Make an exact copy of all the records.

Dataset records

[BEGIN]

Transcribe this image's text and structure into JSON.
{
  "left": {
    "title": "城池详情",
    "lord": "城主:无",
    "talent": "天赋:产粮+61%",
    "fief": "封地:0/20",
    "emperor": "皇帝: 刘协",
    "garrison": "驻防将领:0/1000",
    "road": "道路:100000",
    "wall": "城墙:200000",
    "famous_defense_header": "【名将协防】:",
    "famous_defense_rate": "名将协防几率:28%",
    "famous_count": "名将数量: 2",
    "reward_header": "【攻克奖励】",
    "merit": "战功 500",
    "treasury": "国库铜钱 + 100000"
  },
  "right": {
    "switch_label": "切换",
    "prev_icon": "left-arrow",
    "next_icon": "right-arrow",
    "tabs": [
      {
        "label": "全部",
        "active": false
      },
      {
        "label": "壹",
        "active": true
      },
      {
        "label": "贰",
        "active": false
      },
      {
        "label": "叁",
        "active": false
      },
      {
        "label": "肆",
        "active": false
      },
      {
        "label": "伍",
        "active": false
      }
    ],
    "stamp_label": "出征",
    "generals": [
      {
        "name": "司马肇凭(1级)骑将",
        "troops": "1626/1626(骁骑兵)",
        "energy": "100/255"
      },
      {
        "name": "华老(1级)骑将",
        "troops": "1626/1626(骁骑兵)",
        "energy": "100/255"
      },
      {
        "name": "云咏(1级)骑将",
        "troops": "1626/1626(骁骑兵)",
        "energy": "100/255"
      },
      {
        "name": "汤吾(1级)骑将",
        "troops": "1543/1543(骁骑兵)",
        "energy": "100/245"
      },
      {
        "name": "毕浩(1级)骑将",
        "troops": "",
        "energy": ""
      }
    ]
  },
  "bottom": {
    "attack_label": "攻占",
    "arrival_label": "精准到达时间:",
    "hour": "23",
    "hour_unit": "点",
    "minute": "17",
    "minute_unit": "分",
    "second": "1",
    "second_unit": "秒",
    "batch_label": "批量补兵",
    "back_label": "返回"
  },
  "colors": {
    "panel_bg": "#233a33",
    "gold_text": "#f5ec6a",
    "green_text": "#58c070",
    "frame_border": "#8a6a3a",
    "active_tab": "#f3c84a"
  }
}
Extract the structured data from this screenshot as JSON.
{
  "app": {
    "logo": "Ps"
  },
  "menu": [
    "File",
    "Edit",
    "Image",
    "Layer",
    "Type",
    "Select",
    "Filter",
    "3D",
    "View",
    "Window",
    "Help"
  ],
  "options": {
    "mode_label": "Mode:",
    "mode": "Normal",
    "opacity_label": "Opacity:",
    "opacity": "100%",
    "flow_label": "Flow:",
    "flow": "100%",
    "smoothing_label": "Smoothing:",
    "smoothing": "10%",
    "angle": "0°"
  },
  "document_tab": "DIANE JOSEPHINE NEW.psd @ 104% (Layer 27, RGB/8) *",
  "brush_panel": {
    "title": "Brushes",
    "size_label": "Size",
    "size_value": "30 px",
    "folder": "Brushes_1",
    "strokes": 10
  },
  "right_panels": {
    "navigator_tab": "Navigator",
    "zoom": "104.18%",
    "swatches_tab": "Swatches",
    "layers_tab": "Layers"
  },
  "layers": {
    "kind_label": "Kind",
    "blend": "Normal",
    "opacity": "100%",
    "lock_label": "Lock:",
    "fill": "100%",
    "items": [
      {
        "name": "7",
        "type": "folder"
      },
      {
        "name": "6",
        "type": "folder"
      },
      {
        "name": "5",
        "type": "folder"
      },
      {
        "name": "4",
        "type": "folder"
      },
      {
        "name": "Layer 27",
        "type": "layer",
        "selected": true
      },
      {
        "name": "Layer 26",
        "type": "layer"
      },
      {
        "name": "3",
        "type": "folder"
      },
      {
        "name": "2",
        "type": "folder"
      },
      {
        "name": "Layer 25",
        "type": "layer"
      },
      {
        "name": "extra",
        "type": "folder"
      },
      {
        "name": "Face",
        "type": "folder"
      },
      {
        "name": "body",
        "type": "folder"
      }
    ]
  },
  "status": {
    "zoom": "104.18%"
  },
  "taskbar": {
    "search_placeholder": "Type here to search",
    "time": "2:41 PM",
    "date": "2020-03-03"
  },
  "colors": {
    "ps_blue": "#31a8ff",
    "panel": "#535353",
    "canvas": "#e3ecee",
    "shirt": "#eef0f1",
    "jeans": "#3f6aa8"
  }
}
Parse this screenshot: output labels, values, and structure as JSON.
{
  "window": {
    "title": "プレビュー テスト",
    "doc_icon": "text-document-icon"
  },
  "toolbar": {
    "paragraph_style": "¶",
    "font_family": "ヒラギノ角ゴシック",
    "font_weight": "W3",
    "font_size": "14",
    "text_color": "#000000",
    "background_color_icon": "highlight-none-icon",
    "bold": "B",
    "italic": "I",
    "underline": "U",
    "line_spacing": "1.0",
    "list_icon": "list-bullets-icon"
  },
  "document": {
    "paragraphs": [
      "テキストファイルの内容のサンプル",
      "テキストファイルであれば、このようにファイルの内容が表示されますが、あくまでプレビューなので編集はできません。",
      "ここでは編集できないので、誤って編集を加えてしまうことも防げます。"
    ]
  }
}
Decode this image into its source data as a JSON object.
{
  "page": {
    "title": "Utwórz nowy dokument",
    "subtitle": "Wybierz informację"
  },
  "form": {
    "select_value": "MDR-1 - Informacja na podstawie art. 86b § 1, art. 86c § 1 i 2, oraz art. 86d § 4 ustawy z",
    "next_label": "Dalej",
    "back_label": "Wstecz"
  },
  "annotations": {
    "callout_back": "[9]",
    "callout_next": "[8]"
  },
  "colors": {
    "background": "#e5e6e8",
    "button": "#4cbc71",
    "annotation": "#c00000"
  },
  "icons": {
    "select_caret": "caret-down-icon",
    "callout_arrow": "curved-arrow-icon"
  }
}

[END]

SOLUTION BELOW
Transcribe this image's text and structure into JSON.
{
  "left": {
    "title": "城池详情",
    "lord": "城主:无",
    "talent": "天赋:产粮+61%",
    "fief": "封地:0/20",
    "emperor": "皇帝: 刘协",
    "garrison": "驻防将领:0/1000",
    "road": "道路:100000",
    "wall": "城墙:200000",
    "famous_defense_header": "【名将协防】:",
    "famous_defense_rate": "名将协防几率:28%",
    "famous_count": "名将数量: 2",
    "reward_header": "【攻克奖励】",
    "merit": "战功 500",
    "treasury": "国库铜钱 + 100000"
  },
  "right": {
    "switch_label": "切换",
    "prev_icon": "left-arrow",
    "next_icon": "right-arrow",
    "tabs": [
      {
        "label": "全部",
        "active": false
      },
      {
        "label": "壹",
        "active": true
      },
      {
        "label": "贰",
        "active": false
      },
      {
        "label": "叁",
        "active": false
      },
      {
        "label": "肆",
        "active": false
      },
      {
        "label": "伍",
        "active": false
      }
    ],
    "stamp_label": "出征",
    "generals": [
      {
        "name": "司马肇凭(1级)骑将",
        "troops": "1626/1626(骁骑兵)",
        "energy": "100/255"
      },
      {
        "name": "华老(1级)骑将",
        "troops": "1626/1626(骁骑兵)",
        "energy": "100/255"
      },
      {
        "name": "云咏(1级)骑将",
        "troops": "1626/1626(骁骑兵)",
        "energy": "100/255"
      },
      {
        "name": "汤吾(1级)骑将",
        "troops": "1543/1543(骁骑兵)",
        "energy": "100/245"
      },
      {
        "name": "毕浩(1级)骑将",
        "troops": "",
        "energy": ""
      }
    ]
  },
  "bottom": {
    "attack_label": "攻占",
    "arrival_label": "精准到达时间:",
    "hour": "23",
    "hour_unit": "点",
    "minute": "17",
    "minute_unit": "分",
    "second": "1",
    "second_unit": "秒",
    "batch_label": "批量补兵",
    "back_label": "返回"
  },
  "colors": {
    "panel_bg": "#233a33",
    "gold_text": "#f5ec6a",
    "green_text": "#58c070",
    "frame_border": "#8a6a3a",
    "active_tab": "#f3c84a"
  }
}
Extract the structured data from this screenshot as JSON.
{
  "app": {
    "logo": "Ps"
  },
  "menu": [
    "File",
    "Edit",
    "Image",
    "Layer",
    "Type",
    "Select",
    "Filter",
    "3D",
    "View",
    "Window",
    "Help"
  ],
  "options": {
    "mode_label": "Mode:",
    "mode": "Normal",
    "opacity_label": "Opacity:",
    "opacity": "100%",
    "flow_label": "Flow:",
    "flow": "100%",
    "smoothing_label": "Smoothing:",
    "smoothing": "10%",
    "angle": "0°"
  },
  "document_tab": "DIANE JOSEPHINE NEW.psd @ 104% (Layer 27, RGB/8) *",
  "brush_panel": {
    "title": "Brushes",
    "size_label": "Size",
    "size_value": "30 px",
    "folder": "Brushes_1",
    "strokes": 10
  },
  "right_panels": {
    "navigator_tab": "Navigator",
    "zoom": "104.18%",
    "swatches_tab": "Swatches",
    "layers_tab": "Layers"
  },
  "layers": {
    "kind_label": "Kind",
    "blend": "Normal",
    "opacity": "100%",
    "lock_label": "Lock:",
    "fill": "100%",
    "items": [
      {
        "name": "7",
        "type": "folder"
      },
      {
        "name": "6",
        "type": "folder"
      },
      {
        "name": "5",
        "type": "folder"
      },
      {
        "name": "4",
        "type": "folder"
      },
      {
        "name": "Layer 27",
        "type": "layer",
        "selected": true
      },
      {
        "name": "Layer 26",
        "type": "layer"
      },
      {
        "name": "3",
        "type": "folder"
      },
      {
        "name": "2",
        "type": "folder"
      },
      {
        "name": "Layer 25",
        "type": "layer"
      },
      {
        "name": "extra",
        "type": "folder"
      },
      {
        "name": "Face",
        "type": "folder"
      },
      {
        "name": "body",
        "type": "folder"
      }
    ]
  },
  "status": {
    "zoom": "104.18%"
  },
  "taskbar": {
    "search_placeholder": "Type here to search",
    "time": "2:41 PM",
    "date": "2020-03-03"
  },
  "colors": {
    "ps_blue": "#31a8ff",
    "panel": "#535353",
    "canvas": "#e3ecee",
    "shirt": "#eef0f1",
    "jeans": "#3f6aa8"
  }
}
Parse this screenshot: output labels, values, and structure as JSON.
{
  "window": {
    "title": "プレビュー テスト",
    "doc_icon": "text-document-icon"
  },
  "toolbar": {
    "paragraph_style": "¶",
    "font_family": "ヒラギノ角ゴシック",
    "font_weight": "W3",
    "font_size": "14",
    "text_color": "#000000",
    "background_color_icon": "highlight-none-icon",
    "bold": "B",
    "italic": "I",
    "underline": "U",
    "line_spacing": "1.0",
    "list_icon": "list-bullets-icon"
  },
  "document": {
    "paragraphs": [
      "テキストファイルの内容のサンプル",
      "テキストファイルであれば、このようにファイルの内容が表示されますが、あくまでプレビューなので編集はできません。",
      "ここでは編集できないので、誤って編集を加えてしまうことも防げます。"
    ]
  }
}
Decode this image into its source data as a JSON object.
{
  "page": {
    "title": "Utwórz nowy dokument",
    "subtitle": "Wybierz informację"
  },
  "form": {
    "select_value": "MDR-1 - Informacja na podstawie art. 86b § 1, art. 86c § 1 i 2, oraz art. 86d § 4 ustawy z",
    "next_label": "Dalej",
    "back_label": "Wstecz"
  },
  "annotations": {
    "callout_back": "[9]",
    "callout_next": "[8]"
  },
  "colors": {
    "background": "#e5e6e8",
    "button": "#4cbc71",
    "annotation": "#c00000"
  },
  "icons": {
    "select_caret": "caret-down-icon",
    "callout_arrow": "curved-arrow-icon"
  }
}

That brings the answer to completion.